Locate the string "name" in the listing below. Copy every line where it is found.
[start Task input]
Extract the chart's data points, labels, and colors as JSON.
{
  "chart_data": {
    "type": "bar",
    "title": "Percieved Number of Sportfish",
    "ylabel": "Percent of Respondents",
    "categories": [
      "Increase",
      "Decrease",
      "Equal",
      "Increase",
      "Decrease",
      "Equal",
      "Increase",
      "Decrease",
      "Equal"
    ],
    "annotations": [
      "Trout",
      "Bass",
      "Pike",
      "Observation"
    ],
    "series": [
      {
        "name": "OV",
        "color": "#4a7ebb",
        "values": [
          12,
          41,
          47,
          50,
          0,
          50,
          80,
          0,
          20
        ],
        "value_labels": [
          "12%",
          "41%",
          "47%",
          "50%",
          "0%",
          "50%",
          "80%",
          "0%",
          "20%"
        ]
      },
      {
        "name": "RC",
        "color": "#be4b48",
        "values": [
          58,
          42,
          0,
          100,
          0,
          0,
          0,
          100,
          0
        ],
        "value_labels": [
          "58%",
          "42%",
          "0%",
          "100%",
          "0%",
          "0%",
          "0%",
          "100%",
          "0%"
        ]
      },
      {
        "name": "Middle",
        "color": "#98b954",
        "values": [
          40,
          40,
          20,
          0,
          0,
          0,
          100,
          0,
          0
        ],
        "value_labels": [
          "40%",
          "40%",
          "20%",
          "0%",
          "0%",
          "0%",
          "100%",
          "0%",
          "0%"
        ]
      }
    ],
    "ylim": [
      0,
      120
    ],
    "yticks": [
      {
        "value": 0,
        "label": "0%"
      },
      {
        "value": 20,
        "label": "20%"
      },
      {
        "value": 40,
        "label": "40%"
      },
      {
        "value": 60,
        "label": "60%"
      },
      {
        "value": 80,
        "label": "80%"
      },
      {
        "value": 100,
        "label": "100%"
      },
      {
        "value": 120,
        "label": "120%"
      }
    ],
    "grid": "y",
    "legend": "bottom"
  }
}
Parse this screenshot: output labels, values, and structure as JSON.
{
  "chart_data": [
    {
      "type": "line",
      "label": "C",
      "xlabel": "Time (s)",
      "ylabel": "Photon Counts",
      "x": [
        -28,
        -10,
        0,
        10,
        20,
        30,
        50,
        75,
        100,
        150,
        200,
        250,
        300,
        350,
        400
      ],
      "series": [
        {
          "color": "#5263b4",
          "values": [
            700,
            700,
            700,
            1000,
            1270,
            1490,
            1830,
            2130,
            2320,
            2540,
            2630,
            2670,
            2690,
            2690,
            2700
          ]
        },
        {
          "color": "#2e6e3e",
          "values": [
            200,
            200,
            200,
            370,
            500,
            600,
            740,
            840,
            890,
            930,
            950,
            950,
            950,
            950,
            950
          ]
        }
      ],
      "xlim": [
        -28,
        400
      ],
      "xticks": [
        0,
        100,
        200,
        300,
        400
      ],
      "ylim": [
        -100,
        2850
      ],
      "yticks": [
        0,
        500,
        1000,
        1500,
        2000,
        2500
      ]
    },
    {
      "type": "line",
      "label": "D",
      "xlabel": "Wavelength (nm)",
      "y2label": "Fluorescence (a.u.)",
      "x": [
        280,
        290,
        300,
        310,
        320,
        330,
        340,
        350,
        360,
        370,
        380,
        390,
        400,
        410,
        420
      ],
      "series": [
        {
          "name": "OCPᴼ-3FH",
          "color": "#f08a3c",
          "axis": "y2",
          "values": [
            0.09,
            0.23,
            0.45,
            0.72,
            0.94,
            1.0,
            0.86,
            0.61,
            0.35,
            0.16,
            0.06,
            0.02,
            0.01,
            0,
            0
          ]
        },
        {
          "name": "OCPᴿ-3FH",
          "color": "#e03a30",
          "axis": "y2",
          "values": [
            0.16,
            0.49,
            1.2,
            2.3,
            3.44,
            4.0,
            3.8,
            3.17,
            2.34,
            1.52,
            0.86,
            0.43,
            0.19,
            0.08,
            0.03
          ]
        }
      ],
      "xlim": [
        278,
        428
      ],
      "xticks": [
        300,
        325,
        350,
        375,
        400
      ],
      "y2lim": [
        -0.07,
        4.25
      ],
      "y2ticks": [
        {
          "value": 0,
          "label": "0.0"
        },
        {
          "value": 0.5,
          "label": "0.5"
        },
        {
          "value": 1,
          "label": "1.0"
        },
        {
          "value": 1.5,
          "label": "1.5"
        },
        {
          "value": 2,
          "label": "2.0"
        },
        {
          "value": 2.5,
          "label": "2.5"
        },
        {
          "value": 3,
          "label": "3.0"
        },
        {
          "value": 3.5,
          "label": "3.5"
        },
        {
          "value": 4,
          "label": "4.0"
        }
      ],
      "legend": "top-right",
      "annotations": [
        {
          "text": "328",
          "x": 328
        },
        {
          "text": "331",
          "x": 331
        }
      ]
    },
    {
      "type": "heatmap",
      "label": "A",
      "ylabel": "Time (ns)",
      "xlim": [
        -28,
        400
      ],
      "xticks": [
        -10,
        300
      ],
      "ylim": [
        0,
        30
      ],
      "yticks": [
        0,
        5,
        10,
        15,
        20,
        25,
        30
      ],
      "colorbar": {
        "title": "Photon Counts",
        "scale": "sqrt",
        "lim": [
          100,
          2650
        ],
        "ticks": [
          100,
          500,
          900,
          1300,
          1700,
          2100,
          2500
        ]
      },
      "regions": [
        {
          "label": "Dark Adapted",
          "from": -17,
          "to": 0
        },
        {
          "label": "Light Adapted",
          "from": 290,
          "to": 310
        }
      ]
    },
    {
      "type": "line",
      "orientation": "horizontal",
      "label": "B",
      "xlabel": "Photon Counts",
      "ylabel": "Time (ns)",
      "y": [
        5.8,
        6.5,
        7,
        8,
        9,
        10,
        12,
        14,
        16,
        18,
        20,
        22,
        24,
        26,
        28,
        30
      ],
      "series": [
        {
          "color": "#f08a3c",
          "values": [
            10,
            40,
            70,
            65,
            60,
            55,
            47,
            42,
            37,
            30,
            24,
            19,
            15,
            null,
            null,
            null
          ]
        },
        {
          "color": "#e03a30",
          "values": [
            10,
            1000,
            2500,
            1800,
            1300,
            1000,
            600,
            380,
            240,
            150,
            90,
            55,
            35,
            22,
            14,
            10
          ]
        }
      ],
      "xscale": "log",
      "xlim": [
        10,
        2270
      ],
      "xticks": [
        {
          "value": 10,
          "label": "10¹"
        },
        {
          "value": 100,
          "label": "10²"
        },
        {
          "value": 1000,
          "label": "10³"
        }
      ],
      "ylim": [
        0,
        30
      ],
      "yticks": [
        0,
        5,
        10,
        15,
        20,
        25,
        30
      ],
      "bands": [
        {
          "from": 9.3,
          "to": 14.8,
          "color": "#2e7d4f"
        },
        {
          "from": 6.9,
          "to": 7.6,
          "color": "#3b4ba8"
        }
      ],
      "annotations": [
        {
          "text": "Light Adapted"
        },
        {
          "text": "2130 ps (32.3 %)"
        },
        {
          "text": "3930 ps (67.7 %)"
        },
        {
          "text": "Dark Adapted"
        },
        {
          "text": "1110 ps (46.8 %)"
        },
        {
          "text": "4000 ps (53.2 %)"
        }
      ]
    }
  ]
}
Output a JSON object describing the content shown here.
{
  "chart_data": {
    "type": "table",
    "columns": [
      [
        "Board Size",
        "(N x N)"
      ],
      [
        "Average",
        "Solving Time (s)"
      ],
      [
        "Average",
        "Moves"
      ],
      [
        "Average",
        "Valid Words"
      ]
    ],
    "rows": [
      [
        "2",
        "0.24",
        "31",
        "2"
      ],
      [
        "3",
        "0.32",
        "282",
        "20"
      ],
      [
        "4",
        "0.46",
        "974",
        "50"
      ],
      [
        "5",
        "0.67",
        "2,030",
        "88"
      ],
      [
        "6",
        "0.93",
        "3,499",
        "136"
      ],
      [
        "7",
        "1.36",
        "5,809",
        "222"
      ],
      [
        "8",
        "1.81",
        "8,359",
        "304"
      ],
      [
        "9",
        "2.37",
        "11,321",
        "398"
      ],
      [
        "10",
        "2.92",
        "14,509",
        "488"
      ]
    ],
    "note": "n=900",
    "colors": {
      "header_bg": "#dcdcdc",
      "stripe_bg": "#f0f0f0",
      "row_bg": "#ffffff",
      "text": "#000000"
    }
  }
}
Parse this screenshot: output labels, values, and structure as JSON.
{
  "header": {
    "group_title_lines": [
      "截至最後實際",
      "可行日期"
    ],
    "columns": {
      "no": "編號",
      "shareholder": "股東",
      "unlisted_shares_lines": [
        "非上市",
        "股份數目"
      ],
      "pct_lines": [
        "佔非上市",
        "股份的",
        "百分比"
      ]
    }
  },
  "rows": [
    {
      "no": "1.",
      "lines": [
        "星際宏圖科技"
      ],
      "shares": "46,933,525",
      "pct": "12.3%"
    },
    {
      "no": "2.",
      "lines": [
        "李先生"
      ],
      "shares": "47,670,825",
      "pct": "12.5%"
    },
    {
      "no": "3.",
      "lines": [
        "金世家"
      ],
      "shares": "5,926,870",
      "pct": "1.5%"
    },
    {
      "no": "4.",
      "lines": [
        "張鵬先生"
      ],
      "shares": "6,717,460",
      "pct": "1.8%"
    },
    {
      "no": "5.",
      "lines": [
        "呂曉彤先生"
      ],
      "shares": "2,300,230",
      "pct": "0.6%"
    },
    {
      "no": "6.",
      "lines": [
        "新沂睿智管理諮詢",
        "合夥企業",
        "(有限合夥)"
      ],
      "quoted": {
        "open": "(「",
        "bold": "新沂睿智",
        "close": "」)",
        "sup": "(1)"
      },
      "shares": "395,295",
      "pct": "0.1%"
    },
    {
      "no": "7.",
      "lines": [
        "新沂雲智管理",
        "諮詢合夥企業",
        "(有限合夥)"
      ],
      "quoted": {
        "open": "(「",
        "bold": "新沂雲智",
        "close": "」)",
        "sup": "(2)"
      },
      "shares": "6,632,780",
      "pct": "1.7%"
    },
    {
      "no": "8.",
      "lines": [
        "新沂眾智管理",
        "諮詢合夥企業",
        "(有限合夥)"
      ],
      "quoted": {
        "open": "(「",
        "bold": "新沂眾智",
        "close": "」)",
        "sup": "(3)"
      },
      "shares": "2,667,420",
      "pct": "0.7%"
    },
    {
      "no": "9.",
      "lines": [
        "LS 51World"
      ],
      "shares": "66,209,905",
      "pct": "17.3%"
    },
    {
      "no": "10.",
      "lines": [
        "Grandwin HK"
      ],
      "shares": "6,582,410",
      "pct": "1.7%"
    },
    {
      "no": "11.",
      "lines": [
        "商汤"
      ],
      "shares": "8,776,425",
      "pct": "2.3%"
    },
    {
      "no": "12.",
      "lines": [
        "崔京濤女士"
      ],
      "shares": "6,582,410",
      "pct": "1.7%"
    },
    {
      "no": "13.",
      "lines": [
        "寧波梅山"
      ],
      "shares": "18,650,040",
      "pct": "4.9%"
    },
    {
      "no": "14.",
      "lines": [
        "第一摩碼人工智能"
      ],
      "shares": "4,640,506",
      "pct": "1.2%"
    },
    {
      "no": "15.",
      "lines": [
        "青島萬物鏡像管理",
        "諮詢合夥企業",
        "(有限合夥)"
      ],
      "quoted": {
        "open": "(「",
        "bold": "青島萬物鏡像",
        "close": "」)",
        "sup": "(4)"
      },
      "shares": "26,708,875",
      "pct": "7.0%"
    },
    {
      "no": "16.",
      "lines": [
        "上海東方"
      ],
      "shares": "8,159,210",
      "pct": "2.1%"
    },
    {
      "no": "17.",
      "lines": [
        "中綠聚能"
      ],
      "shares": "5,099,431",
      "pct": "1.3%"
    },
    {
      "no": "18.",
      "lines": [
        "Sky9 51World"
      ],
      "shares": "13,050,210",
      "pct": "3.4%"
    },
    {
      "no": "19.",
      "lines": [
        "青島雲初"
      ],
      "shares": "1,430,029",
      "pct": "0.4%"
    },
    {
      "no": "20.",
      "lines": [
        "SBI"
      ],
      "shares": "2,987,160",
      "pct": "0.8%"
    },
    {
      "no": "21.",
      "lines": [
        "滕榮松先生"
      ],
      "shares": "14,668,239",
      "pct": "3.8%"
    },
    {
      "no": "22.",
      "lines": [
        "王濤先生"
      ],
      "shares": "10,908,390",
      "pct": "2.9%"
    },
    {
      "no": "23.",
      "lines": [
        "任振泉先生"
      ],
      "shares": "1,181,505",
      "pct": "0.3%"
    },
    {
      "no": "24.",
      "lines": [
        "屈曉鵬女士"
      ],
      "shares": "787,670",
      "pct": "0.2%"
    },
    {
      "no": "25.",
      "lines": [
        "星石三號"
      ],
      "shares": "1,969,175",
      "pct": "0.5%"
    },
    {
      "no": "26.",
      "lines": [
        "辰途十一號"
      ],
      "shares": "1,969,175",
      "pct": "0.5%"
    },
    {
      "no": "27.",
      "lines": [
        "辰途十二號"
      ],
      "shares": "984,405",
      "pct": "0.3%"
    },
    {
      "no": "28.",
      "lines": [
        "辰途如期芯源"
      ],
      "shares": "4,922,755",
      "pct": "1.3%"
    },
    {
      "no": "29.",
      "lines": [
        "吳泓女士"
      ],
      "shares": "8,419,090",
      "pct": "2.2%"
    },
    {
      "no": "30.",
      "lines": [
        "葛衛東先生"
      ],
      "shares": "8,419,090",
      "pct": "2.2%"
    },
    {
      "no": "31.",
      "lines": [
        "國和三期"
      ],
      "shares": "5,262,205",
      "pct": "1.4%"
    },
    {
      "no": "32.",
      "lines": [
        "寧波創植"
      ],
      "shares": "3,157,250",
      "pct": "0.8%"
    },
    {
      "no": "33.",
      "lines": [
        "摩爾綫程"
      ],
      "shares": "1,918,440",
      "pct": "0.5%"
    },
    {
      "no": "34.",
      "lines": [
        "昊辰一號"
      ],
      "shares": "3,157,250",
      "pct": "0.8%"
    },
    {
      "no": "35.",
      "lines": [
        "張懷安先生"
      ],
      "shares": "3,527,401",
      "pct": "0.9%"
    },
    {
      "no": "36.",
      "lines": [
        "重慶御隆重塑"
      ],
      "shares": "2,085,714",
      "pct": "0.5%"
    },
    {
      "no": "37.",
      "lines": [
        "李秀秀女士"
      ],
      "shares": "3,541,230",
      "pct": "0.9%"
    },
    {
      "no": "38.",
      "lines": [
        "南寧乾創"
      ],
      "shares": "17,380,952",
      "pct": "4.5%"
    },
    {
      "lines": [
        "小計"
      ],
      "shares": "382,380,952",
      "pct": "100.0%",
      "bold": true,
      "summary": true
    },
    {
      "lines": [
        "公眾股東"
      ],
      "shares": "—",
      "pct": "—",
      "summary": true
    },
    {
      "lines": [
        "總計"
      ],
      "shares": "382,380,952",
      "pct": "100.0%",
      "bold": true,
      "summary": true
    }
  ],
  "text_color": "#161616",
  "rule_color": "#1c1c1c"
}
[end Task input]
* _Final result_:
        "name": "OV",
        "name": "RC",
        "name": "Middle",
          "name": "OCPᴼ-3FH",
          "name": "OCPᴿ-3FH",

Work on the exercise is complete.